What you have to do:
Transcribe all the entries word for word, skipping the pictures.

--- Begin ---

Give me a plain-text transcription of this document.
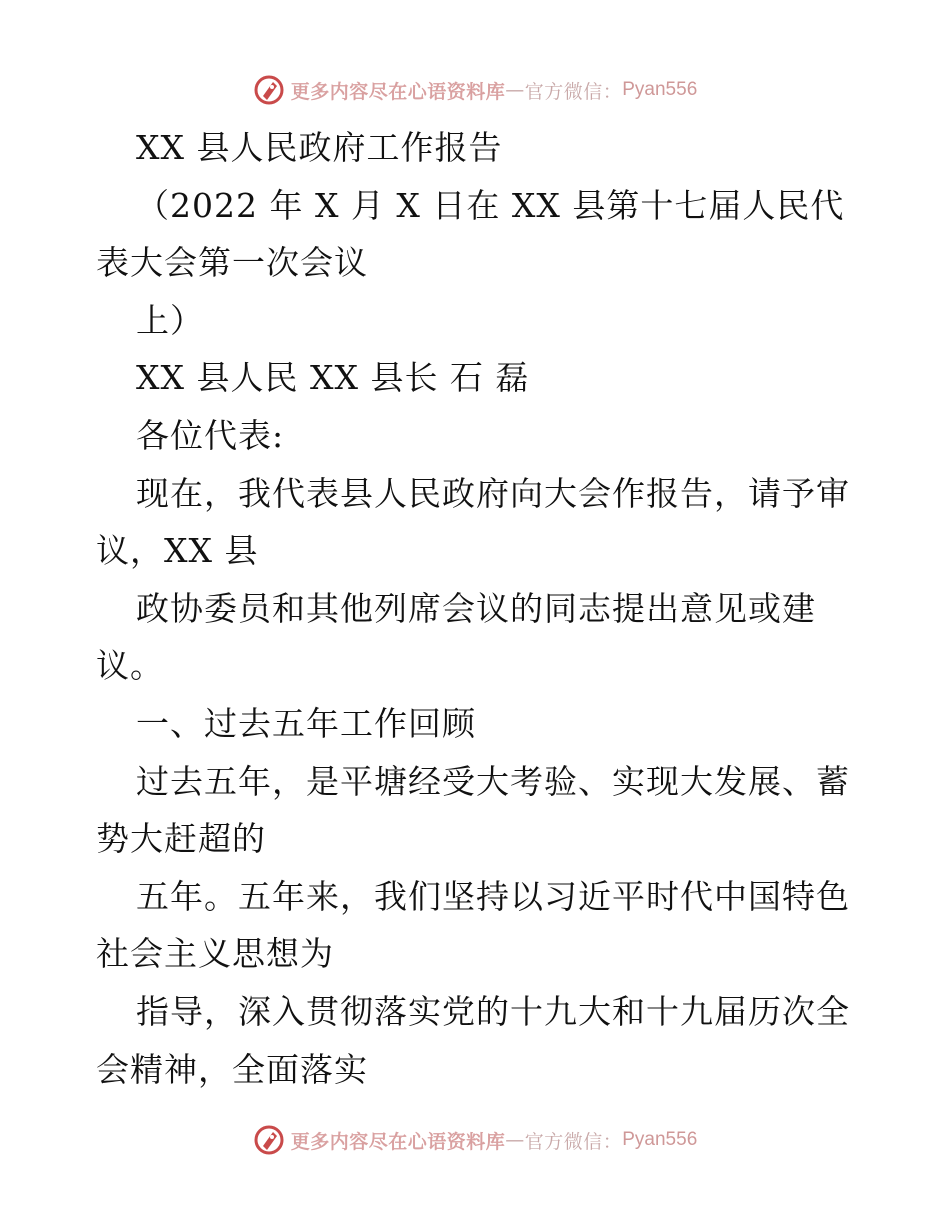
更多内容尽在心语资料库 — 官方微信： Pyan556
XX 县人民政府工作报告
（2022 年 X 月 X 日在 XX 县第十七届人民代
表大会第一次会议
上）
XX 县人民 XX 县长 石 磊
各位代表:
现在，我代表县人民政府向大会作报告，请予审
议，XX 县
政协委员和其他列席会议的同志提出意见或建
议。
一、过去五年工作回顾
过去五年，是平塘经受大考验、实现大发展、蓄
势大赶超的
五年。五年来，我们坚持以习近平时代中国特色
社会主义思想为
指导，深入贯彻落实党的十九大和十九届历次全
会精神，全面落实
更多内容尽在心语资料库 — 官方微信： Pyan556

--- End ---

Result of this task:
Give me a plain-text transcription of this document.
更多内容尽在心语资料库 — 官方微信： Pyan556
XX 县人民政府工作报告
（2022 年 X 月 X 日在 XX 县第十七届人民代
表大会第一次会议
上）
XX 县人民 XX 县长 石 磊
各位代表:
现在，我代表县人民政府向大会作报告，请予审
议，XX 县
政协委员和其他列席会议的同志提出意见或建
议。
一、过去五年工作回顾
过去五年，是平塘经受大考验、实现大发展、蓄
势大赶超的
五年。五年来，我们坚持以习近平时代中国特色
社会主义思想为
指导，深入贯彻落实党的十九大和十九届历次全
会精神，全面落实
更多内容尽在心语资料库 — 官方微信： Pyan556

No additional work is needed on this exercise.